> _Dataset excerpt_:
## BEGIN
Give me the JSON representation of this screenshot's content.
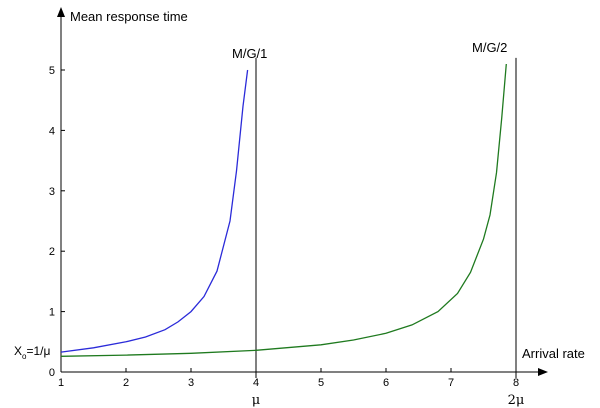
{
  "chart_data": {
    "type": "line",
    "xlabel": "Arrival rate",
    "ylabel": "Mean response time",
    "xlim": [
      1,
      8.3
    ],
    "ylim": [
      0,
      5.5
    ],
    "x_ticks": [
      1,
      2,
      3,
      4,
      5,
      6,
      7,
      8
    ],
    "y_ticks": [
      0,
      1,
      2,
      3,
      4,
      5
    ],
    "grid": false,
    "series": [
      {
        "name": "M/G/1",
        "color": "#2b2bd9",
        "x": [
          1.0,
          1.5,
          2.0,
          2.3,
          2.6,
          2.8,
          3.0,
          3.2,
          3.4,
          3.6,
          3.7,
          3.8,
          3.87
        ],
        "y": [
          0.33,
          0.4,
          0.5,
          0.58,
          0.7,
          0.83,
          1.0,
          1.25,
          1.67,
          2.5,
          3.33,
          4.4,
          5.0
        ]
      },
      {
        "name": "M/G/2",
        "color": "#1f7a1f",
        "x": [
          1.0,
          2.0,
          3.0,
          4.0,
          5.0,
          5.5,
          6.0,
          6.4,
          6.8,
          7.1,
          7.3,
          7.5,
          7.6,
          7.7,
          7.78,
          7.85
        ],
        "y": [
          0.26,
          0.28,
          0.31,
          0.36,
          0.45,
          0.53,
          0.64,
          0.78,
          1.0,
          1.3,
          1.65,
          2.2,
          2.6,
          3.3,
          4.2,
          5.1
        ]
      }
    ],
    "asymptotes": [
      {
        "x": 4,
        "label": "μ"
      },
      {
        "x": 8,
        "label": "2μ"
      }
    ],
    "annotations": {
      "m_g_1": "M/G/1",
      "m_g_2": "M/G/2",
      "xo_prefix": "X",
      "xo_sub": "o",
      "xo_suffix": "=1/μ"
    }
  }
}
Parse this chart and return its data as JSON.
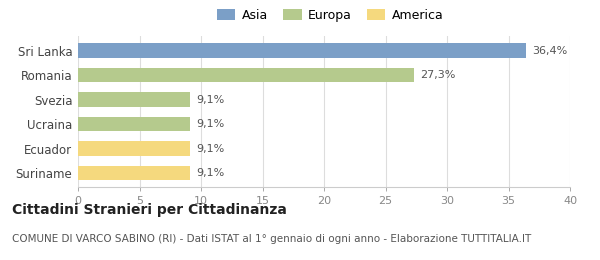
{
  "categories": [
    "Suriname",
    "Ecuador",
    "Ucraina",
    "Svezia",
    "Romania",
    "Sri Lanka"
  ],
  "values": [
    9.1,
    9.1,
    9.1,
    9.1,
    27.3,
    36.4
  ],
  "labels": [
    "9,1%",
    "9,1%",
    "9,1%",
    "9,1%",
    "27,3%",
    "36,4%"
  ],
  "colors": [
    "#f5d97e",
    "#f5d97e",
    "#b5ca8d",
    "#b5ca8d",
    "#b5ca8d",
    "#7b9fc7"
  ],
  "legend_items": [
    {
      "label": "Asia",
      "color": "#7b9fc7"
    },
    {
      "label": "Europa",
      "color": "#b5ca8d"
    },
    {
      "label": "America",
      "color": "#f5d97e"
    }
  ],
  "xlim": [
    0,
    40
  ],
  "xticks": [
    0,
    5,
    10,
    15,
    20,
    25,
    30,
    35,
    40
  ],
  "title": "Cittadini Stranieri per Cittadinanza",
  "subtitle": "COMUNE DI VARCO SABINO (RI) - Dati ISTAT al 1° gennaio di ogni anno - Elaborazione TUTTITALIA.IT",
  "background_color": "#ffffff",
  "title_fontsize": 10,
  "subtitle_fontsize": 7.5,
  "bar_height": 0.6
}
## END
> _REQUIREMENT_: Gather from the data above every line with the string "JSON".

> _WORKED ANSWER_:
Give me the JSON representation of this screenshot's content.
Parse this chart and return its data as JSON.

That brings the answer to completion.